- **TASK GOAL**: Write out all of the entries exactly as given.

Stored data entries
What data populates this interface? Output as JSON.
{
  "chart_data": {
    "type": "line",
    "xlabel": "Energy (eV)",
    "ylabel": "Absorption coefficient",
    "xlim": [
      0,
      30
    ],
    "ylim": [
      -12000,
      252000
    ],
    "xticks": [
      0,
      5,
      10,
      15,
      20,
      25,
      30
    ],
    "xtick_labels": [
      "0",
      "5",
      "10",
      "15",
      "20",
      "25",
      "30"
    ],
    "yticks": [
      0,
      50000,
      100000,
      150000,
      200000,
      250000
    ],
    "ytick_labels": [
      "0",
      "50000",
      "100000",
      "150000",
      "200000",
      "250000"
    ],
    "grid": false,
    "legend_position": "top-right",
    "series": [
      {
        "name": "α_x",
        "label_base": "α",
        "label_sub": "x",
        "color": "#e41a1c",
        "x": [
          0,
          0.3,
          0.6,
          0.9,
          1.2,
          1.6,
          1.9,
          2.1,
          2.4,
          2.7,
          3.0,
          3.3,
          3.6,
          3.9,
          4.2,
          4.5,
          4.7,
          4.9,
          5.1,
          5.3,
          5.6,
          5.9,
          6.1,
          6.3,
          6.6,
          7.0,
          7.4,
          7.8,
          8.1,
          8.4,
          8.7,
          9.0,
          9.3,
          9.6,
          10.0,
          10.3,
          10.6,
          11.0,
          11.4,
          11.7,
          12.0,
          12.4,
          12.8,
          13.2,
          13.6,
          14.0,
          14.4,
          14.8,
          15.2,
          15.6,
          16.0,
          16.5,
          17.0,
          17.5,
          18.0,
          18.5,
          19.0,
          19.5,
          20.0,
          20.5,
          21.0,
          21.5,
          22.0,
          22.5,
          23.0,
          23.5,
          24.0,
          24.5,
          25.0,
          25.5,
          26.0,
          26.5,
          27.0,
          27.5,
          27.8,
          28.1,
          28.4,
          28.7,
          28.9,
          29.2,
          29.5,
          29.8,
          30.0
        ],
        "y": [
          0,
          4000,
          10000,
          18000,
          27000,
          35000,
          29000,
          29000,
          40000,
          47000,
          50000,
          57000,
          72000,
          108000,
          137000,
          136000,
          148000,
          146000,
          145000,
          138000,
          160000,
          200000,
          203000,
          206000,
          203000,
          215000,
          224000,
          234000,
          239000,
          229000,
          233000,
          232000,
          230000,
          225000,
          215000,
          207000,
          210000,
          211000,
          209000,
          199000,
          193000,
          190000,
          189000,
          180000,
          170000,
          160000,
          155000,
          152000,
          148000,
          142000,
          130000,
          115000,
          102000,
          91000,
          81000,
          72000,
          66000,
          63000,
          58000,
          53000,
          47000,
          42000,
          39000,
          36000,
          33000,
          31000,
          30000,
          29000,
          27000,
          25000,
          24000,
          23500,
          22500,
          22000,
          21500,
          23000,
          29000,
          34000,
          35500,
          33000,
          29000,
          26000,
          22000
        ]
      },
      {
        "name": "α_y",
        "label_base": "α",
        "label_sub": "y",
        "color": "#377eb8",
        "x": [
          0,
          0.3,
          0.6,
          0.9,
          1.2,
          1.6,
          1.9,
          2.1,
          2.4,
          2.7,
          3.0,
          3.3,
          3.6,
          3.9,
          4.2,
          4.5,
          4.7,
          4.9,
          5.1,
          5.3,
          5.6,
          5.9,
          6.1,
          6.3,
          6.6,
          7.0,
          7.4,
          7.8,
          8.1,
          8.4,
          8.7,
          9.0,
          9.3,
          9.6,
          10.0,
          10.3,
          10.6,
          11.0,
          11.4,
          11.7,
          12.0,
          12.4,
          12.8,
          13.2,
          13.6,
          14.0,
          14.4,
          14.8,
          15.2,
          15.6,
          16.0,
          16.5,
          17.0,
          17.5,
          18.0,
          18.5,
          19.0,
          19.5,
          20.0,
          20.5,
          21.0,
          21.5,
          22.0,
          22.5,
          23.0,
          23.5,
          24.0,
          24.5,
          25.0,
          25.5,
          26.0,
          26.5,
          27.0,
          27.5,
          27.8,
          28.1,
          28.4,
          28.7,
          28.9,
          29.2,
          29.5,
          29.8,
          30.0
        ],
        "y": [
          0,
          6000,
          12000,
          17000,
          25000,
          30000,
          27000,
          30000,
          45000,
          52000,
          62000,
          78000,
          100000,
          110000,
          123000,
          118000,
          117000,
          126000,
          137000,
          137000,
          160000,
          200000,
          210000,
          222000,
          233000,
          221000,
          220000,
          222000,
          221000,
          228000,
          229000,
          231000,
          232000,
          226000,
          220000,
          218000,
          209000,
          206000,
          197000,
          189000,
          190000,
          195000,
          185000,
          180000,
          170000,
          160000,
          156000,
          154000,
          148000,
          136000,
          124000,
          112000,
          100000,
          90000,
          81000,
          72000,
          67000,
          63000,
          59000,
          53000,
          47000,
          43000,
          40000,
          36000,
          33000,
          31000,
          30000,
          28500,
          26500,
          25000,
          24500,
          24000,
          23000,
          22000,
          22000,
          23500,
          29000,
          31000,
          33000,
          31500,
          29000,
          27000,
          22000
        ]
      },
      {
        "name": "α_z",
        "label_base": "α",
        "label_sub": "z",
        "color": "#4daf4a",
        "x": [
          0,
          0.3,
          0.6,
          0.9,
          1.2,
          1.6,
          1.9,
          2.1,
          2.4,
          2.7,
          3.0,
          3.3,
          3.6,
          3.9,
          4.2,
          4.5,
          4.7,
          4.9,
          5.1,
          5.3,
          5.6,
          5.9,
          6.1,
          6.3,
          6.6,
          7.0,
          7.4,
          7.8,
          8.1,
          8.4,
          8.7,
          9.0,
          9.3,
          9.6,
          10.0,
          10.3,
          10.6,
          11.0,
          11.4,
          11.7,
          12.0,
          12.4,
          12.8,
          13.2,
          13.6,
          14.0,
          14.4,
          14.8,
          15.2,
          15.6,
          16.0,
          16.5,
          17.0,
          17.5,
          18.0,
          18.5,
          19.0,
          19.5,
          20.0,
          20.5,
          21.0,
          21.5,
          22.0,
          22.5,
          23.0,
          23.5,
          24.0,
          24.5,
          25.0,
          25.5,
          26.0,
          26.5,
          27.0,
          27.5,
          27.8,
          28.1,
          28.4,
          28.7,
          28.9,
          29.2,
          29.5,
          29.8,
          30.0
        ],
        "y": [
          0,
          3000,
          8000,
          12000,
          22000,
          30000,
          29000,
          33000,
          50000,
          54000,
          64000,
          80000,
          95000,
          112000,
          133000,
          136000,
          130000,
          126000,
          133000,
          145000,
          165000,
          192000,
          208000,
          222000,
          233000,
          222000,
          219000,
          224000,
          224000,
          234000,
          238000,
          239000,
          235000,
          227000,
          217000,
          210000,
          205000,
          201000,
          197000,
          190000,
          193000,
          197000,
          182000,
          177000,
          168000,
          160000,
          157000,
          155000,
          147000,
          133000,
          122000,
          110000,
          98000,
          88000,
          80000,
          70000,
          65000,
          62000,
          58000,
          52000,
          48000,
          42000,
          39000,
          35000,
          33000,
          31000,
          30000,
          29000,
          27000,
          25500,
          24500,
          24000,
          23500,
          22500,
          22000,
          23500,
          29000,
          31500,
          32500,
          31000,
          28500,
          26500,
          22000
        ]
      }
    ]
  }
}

- **RESPONSE BELOW**:
What data populates this interface? Output as JSON.
{
  "chart_data": {
    "type": "line",
    "xlabel": "Energy (eV)",
    "ylabel": "Absorption coefficient",
    "xlim": [
      0,
      30
    ],
    "ylim": [
      -12000,
      252000
    ],
    "xticks": [
      0,
      5,
      10,
      15,
      20,
      25,
      30
    ],
    "xtick_labels": [
      "0",
      "5",
      "10",
      "15",
      "20",
      "25",
      "30"
    ],
    "yticks": [
      0,
      50000,
      100000,
      150000,
      200000,
      250000
    ],
    "ytick_labels": [
      "0",
      "50000",
      "100000",
      "150000",
      "200000",
      "250000"
    ],
    "grid": false,
    "legend_position": "top-right",
    "series": [
      {
        "name": "α_x",
        "label_base": "α",
        "label_sub": "x",
        "color": "#e41a1c",
        "x": [
          0,
          0.3,
          0.6,
          0.9,
          1.2,
          1.6,
          1.9,
          2.1,
          2.4,
          2.7,
          3.0,
          3.3,
          3.6,
          3.9,
          4.2,
          4.5,
          4.7,
          4.9,
          5.1,
          5.3,
          5.6,
          5.9,
          6.1,
          6.3,
          6.6,
          7.0,
          7.4,
          7.8,
          8.1,
          8.4,
          8.7,
          9.0,
          9.3,
          9.6,
          10.0,
          10.3,
          10.6,
          11.0,
          11.4,
          11.7,
          12.0,
          12.4,
          12.8,
          13.2,
          13.6,
          14.0,
          14.4,
          14.8,
          15.2,
          15.6,
          16.0,
          16.5,
          17.0,
          17.5,
          18.0,
          18.5,
          19.0,
          19.5,
          20.0,
          20.5,
          21.0,
          21.5,
          22.0,
          22.5,
          23.0,
          23.5,
          24.0,
          24.5,
          25.0,
          25.5,
          26.0,
          26.5,
          27.0,
          27.5,
          27.8,
          28.1,
          28.4,
          28.7,
          28.9,
          29.2,
          29.5,
          29.8,
          30.0
        ],
        "y": [
          0,
          4000,
          10000,
          18000,
          27000,
          35000,
          29000,
          29000,
          40000,
          47000,
          50000,
          57000,
          72000,
          108000,
          137000,
          136000,
          148000,
          146000,
          145000,
          138000,
          160000,
          200000,
          203000,
          206000,
          203000,
          215000,
          224000,
          234000,
          239000,
          229000,
          233000,
          232000,
          230000,
          225000,
          215000,
          207000,
          210000,
          211000,
          209000,
          199000,
          193000,
          190000,
          189000,
          180000,
          170000,
          160000,
          155000,
          152000,
          148000,
          142000,
          130000,
          115000,
          102000,
          91000,
          81000,
          72000,
          66000,
          63000,
          58000,
          53000,
          47000,
          42000,
          39000,
          36000,
          33000,
          31000,
          30000,
          29000,
          27000,
          25000,
          24000,
          23500,
          22500,
          22000,
          21500,
          23000,
          29000,
          34000,
          35500,
          33000,
          29000,
          26000,
          22000
        ]
      },
      {
        "name": "α_y",
        "label_base": "α",
        "label_sub": "y",
        "color": "#377eb8",
        "x": [
          0,
          0.3,
          0.6,
          0.9,
          1.2,
          1.6,
          1.9,
          2.1,
          2.4,
          2.7,
          3.0,
          3.3,
          3.6,
          3.9,
          4.2,
          4.5,
          4.7,
          4.9,
          5.1,
          5.3,
          5.6,
          5.9,
          6.1,
          6.3,
          6.6,
          7.0,
          7.4,
          7.8,
          8.1,
          8.4,
          8.7,
          9.0,
          9.3,
          9.6,
          10.0,
          10.3,
          10.6,
          11.0,
          11.4,
          11.7,
          12.0,
          12.4,
          12.8,
          13.2,
          13.6,
          14.0,
          14.4,
          14.8,
          15.2,
          15.6,
          16.0,
          16.5,
          17.0,
          17.5,
          18.0,
          18.5,
          19.0,
          19.5,
          20.0,
          20.5,
          21.0,
          21.5,
          22.0,
          22.5,
          23.0,
          23.5,
          24.0,
          24.5,
          25.0,
          25.5,
          26.0,
          26.5,
          27.0,
          27.5,
          27.8,
          28.1,
          28.4,
          28.7,
          28.9,
          29.2,
          29.5,
          29.8,
          30.0
        ],
        "y": [
          0,
          6000,
          12000,
          17000,
          25000,
          30000,
          27000,
          30000,
          45000,
          52000,
          62000,
          78000,
          100000,
          110000,
          123000,
          118000,
          117000,
          126000,
          137000,
          137000,
          160000,
          200000,
          210000,
          222000,
          233000,
          221000,
          220000,
          222000,
          221000,
          228000,
          229000,
          231000,
          232000,
          226000,
          220000,
          218000,
          209000,
          206000,
          197000,
          189000,
          190000,
          195000,
          185000,
          180000,
          170000,
          160000,
          156000,
          154000,
          148000,
          136000,
          124000,
          112000,
          100000,
          90000,
          81000,
          72000,
          67000,
          63000,
          59000,
          53000,
          47000,
          43000,
          40000,
          36000,
          33000,
          31000,
          30000,
          28500,
          26500,
          25000,
          24500,
          24000,
          23000,
          22000,
          22000,
          23500,
          29000,
          31000,
          33000,
          31500,
          29000,
          27000,
          22000
        ]
      },
      {
        "name": "α_z",
        "label_base": "α",
        "label_sub": "z",
        "color": "#4daf4a",
        "x": [
          0,
          0.3,
          0.6,
          0.9,
          1.2,
          1.6,
          1.9,
          2.1,
          2.4,
          2.7,
          3.0,
          3.3,
          3.6,
          3.9,
          4.2,
          4.5,
          4.7,
          4.9,
          5.1,
          5.3,
          5.6,
          5.9,
          6.1,
          6.3,
          6.6,
          7.0,
          7.4,
          7.8,
          8.1,
          8.4,
          8.7,
          9.0,
          9.3,
          9.6,
          10.0,
          10.3,
          10.6,
          11.0,
          11.4,
          11.7,
          12.0,
          12.4,
          12.8,
          13.2,
          13.6,
          14.0,
          14.4,
          14.8,
          15.2,
          15.6,
          16.0,
          16.5,
          17.0,
          17.5,
          18.0,
          18.5,
          19.0,
          19.5,
          20.0,
          20.5,
          21.0,
          21.5,
          22.0,
          22.5,
          23.0,
          23.5,
          24.0,
          24.5,
          25.0,
          25.5,
          26.0,
          26.5,
          27.0,
          27.5,
          27.8,
          28.1,
          28.4,
          28.7,
          28.9,
          29.2,
          29.5,
          29.8,
          30.0
        ],
        "y": [
          0,
          3000,
          8000,
          12000,
          22000,
          30000,
          29000,
          33000,
          50000,
          54000,
          64000,
          80000,
          95000,
          112000,
          133000,
          136000,
          130000,
          126000,
          133000,
          145000,
          165000,
          192000,
          208000,
          222000,
          233000,
          222000,
          219000,
          224000,
          224000,
          234000,
          238000,
          239000,
          235000,
          227000,
          217000,
          210000,
          205000,
          201000,
          197000,
          190000,
          193000,
          197000,
          182000,
          177000,
          168000,
          160000,
          157000,
          155000,
          147000,
          133000,
          122000,
          110000,
          98000,
          88000,
          80000,
          70000,
          65000,
          62000,
          58000,
          52000,
          48000,
          42000,
          39000,
          35000,
          33000,
          31000,
          30000,
          29000,
          27000,
          25500,
          24500,
          24000,
          23500,
          22500,
          22000,
          23500,
          29000,
          31500,
          32500,
          31000,
          28500,
          26500,
          22000
        ]
      }
    ]
  }
}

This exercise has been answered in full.